**RECORD SET:**
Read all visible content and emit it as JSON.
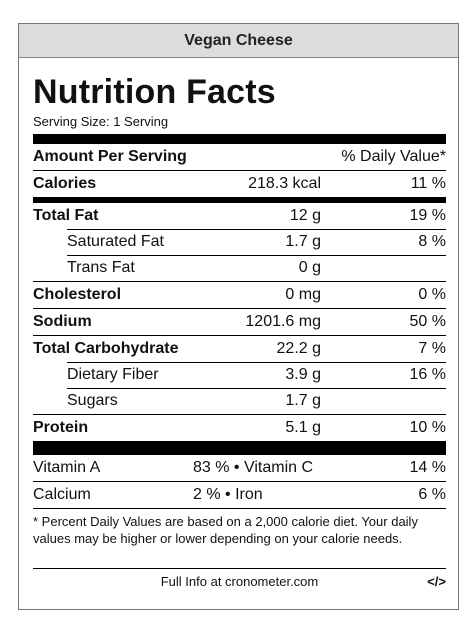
{
  "product_name": "Vegan Cheese",
  "title": "Nutrition Facts",
  "serving_size": "Serving Size: 1 Serving",
  "header": {
    "amount_label": "Amount Per Serving",
    "dv_label": "% Daily Value*"
  },
  "calories": {
    "name": "Calories",
    "amount": "218.3 kcal",
    "dv": "11 %"
  },
  "nutrients": [
    {
      "name": "Total Fat",
      "amount": "12 g",
      "dv": "19 %"
    },
    {
      "name": "Saturated Fat",
      "amount": "1.7 g",
      "dv": "8 %"
    },
    {
      "name": "Trans Fat",
      "amount": "0 g",
      "dv": ""
    },
    {
      "name": "Cholesterol",
      "amount": "0 mg",
      "dv": "0 %"
    },
    {
      "name": "Sodium",
      "amount": "1201.6 mg",
      "dv": "50 %"
    },
    {
      "name": "Total Carbohydrate",
      "amount": "22.2 g",
      "dv": "7 %"
    },
    {
      "name": "Dietary Fiber",
      "amount": "3.9 g",
      "dv": "16 %"
    },
    {
      "name": "Sugars",
      "amount": "1.7 g",
      "dv": ""
    },
    {
      "name": "Protein",
      "amount": "5.1 g",
      "dv": "10 %"
    }
  ],
  "vitamins": [
    {
      "left_name": "Vitamin A",
      "left_dv": "83 % • Vitamin C",
      "right_dv": "14 %"
    },
    {
      "left_name": "Calcium",
      "left_dv": "2 % • Iron",
      "right_dv": "6 %"
    }
  ],
  "footnote": "* Percent Daily Values are based on a 2,000 calorie diet. Your daily values may be higher or lower depending on your calorie needs.",
  "footer": {
    "link": "Full Info at cronometer.com",
    "embed": "</>"
  }
}
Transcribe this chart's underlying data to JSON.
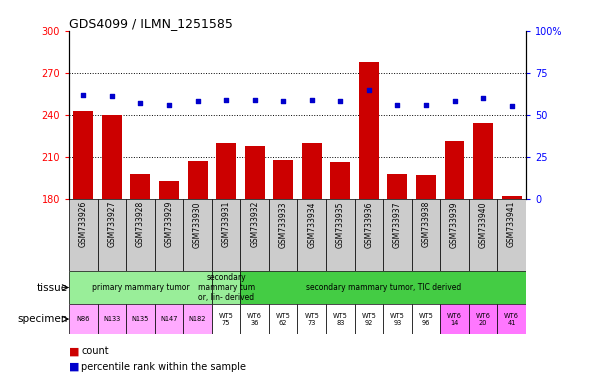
{
  "title": "GDS4099 / ILMN_1251585",
  "samples": [
    "GSM733926",
    "GSM733927",
    "GSM733928",
    "GSM733929",
    "GSM733930",
    "GSM733931",
    "GSM733932",
    "GSM733933",
    "GSM733934",
    "GSM733935",
    "GSM733936",
    "GSM733937",
    "GSM733938",
    "GSM733939",
    "GSM733940",
    "GSM733941"
  ],
  "counts": [
    243,
    240,
    198,
    193,
    207,
    220,
    218,
    208,
    220,
    206,
    278,
    198,
    197,
    221,
    234,
    182
  ],
  "percentile": [
    62,
    61,
    57,
    56,
    58,
    59,
    59,
    58,
    59,
    58,
    65,
    56,
    56,
    58,
    60,
    55
  ],
  "ylim_left": [
    180,
    300
  ],
  "ylim_right": [
    0,
    100
  ],
  "yticks_left": [
    180,
    210,
    240,
    270,
    300
  ],
  "yticks_right": [
    0,
    25,
    50,
    75,
    100
  ],
  "bar_color": "#cc0000",
  "dot_color": "#0000cc",
  "tissue_groups": [
    {
      "label": "primary mammary tumor",
      "start": 0,
      "end": 4,
      "color": "#99ee99"
    },
    {
      "label": "secondary\nmammary tum\nor, lin- derived",
      "start": 5,
      "end": 5,
      "color": "#99ee99"
    },
    {
      "label": "secondary mammary tumor, TIC derived",
      "start": 6,
      "end": 15,
      "color": "#44cc44"
    }
  ],
  "specimen_labels": [
    "N86",
    "N133",
    "N135",
    "N147",
    "N182",
    "WT5\n75",
    "WT6\n36",
    "WT5\n62",
    "WT5\n73",
    "WT5\n83",
    "WT5\n92",
    "WT5\n93",
    "WT5\n96",
    "WT6\n14",
    "WT6\n20",
    "WT6\n41"
  ],
  "specimen_colors": [
    "#ffaaff",
    "#ffaaff",
    "#ffaaff",
    "#ffaaff",
    "#ffaaff",
    "#ffffff",
    "#ffffff",
    "#ffffff",
    "#ffffff",
    "#ffffff",
    "#ffffff",
    "#ffffff",
    "#ffffff",
    "#ff77ff",
    "#ff77ff",
    "#ff77ff"
  ],
  "sample_bg_color": "#cccccc",
  "background_color": "#ffffff"
}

**WORK TO COMPLETE:**
Among the lines above, find those with the string "Total" and copy them.

**ANSWER BELOW:**
      "name": "Total Fat",
      "name": "Total Carbohydrate",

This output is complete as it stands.